╭──
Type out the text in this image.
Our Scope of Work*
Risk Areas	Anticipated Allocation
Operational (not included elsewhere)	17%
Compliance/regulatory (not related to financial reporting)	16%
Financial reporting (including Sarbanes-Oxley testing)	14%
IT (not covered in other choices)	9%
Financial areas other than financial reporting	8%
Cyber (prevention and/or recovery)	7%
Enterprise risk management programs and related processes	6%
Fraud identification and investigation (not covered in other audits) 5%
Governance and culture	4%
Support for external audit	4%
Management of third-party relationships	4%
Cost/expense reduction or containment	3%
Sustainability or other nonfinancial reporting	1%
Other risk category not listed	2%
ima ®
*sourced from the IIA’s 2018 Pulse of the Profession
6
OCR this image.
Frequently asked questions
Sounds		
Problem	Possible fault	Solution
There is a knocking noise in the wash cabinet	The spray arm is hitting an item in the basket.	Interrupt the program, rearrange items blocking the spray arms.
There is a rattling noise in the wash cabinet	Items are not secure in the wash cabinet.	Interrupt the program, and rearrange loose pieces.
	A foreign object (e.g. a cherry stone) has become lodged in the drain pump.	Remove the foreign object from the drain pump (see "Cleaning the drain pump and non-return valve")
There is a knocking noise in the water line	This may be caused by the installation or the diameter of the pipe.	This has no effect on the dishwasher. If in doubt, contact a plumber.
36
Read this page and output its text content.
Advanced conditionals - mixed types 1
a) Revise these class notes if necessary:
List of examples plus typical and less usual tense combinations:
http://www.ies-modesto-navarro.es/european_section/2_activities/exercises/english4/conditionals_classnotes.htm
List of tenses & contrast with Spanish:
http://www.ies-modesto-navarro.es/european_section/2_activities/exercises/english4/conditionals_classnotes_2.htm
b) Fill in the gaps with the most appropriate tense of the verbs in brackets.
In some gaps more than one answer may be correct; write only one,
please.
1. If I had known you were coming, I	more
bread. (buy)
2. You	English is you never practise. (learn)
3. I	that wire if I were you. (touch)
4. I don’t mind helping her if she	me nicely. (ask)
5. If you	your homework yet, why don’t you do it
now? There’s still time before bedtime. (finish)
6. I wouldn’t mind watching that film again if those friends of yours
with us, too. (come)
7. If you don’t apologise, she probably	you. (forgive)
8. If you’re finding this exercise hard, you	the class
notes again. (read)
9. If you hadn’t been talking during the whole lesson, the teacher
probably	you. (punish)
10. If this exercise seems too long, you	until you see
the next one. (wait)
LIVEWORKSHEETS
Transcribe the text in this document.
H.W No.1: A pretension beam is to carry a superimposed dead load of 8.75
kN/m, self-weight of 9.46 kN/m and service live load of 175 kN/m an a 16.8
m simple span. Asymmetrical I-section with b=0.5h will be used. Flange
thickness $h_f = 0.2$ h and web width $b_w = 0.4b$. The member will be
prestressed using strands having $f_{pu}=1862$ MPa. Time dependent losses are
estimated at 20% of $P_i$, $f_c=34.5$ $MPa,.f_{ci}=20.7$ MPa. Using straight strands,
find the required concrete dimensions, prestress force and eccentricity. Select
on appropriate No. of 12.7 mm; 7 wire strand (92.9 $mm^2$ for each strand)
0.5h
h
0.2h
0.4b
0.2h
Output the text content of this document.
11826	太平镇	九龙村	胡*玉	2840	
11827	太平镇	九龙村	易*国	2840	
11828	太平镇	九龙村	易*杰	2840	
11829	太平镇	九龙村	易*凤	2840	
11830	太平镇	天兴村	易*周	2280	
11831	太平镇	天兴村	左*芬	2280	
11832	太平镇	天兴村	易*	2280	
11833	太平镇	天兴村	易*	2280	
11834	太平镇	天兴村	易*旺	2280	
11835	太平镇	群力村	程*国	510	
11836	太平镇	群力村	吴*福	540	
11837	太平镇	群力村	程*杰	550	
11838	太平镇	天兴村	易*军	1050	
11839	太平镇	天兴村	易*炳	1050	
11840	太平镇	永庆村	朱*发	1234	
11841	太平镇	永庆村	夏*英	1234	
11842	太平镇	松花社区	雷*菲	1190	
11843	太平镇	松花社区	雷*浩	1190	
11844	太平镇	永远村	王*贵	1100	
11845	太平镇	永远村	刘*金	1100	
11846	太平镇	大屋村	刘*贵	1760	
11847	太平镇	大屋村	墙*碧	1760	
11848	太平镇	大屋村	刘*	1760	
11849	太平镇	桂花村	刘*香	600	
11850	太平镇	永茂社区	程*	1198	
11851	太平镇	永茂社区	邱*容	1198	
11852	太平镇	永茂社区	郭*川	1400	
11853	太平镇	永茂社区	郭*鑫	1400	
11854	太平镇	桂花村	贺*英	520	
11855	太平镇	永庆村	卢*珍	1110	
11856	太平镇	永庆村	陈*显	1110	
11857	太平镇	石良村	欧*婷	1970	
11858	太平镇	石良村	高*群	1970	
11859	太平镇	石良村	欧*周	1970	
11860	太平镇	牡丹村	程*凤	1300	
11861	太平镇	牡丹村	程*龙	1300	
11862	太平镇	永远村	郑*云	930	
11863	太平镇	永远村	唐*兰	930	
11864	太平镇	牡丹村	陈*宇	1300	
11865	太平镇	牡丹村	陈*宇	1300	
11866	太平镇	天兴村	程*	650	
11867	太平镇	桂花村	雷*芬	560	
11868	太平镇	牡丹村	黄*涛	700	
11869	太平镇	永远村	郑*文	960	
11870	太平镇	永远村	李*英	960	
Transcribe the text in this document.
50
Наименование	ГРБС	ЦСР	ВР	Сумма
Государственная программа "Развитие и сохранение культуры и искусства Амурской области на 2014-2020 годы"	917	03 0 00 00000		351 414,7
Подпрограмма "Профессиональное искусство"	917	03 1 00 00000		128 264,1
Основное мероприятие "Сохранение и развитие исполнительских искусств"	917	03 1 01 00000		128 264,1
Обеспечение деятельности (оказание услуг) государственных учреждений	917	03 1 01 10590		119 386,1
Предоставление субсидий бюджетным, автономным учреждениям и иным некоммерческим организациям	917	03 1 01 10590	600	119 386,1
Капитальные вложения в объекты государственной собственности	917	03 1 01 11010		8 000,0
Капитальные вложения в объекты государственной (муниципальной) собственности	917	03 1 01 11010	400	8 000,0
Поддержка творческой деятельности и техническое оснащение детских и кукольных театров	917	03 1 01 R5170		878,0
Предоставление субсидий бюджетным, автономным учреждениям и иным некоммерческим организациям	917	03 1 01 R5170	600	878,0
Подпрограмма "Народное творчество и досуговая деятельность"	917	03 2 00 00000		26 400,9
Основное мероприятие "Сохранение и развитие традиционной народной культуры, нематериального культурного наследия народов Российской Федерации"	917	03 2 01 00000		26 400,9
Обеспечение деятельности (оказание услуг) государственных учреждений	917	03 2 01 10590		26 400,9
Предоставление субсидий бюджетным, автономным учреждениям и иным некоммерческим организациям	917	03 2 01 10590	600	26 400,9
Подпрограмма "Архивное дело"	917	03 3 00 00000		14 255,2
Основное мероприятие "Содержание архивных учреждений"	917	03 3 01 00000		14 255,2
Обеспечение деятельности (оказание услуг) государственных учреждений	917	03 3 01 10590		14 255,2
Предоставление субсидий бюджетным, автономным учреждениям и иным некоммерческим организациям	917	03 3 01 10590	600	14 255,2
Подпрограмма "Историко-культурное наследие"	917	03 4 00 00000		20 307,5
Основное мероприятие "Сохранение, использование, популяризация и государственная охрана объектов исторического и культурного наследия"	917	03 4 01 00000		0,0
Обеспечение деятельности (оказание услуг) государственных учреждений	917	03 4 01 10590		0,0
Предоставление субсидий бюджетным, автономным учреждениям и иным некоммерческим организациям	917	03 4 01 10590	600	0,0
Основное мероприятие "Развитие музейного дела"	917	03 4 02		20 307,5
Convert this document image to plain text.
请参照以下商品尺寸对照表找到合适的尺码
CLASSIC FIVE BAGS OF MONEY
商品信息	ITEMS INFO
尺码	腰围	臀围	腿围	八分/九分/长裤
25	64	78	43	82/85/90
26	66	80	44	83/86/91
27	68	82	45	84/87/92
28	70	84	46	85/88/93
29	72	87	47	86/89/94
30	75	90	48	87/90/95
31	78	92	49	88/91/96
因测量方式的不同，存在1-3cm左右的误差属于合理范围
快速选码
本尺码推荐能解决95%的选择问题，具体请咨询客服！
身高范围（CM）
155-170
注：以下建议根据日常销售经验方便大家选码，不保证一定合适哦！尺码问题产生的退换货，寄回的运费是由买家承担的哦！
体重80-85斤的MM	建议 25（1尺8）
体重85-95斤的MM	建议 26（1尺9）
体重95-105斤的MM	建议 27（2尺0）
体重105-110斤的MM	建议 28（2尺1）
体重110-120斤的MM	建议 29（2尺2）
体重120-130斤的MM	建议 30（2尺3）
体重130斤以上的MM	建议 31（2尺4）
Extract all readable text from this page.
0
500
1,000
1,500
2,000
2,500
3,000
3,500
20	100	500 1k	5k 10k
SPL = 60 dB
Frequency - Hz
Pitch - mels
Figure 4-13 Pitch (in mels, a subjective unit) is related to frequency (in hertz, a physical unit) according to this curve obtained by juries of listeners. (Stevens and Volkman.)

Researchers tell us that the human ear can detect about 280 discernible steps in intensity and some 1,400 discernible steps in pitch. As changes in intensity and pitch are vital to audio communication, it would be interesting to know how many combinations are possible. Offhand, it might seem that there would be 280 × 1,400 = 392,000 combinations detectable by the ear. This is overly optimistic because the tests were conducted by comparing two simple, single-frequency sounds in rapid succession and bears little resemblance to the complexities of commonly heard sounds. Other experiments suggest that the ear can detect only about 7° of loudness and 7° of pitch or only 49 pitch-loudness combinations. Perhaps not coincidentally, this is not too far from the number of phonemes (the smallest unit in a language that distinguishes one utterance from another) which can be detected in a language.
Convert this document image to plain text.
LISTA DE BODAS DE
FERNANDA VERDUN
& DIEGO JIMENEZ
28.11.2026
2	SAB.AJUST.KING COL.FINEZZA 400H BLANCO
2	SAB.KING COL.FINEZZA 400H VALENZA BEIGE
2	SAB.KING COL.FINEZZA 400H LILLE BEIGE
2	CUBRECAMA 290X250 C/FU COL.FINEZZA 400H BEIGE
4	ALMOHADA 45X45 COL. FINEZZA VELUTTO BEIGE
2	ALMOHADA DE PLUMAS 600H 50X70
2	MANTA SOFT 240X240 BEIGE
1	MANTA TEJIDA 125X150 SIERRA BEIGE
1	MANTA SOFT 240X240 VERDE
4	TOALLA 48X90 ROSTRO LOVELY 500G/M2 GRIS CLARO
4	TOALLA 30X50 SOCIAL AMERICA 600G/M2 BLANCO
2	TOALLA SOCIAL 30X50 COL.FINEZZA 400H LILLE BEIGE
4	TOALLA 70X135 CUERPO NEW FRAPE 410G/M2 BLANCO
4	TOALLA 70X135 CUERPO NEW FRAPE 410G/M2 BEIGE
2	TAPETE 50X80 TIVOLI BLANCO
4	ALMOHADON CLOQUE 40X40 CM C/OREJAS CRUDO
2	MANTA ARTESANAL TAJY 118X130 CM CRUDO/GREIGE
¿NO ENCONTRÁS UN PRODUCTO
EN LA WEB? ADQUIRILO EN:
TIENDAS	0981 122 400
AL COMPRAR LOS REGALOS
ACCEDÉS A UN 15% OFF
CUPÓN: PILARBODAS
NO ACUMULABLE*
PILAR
╰──
§ **Exercise objective**:
Pull every line containing "will" from the data.

§ **Full answer**:
m simple span. Asymmetrical I-section with b=0.5h will be used. Flange
thickness $h_f = 0.2$ h and web width $b_w = 0.4b$. The member will be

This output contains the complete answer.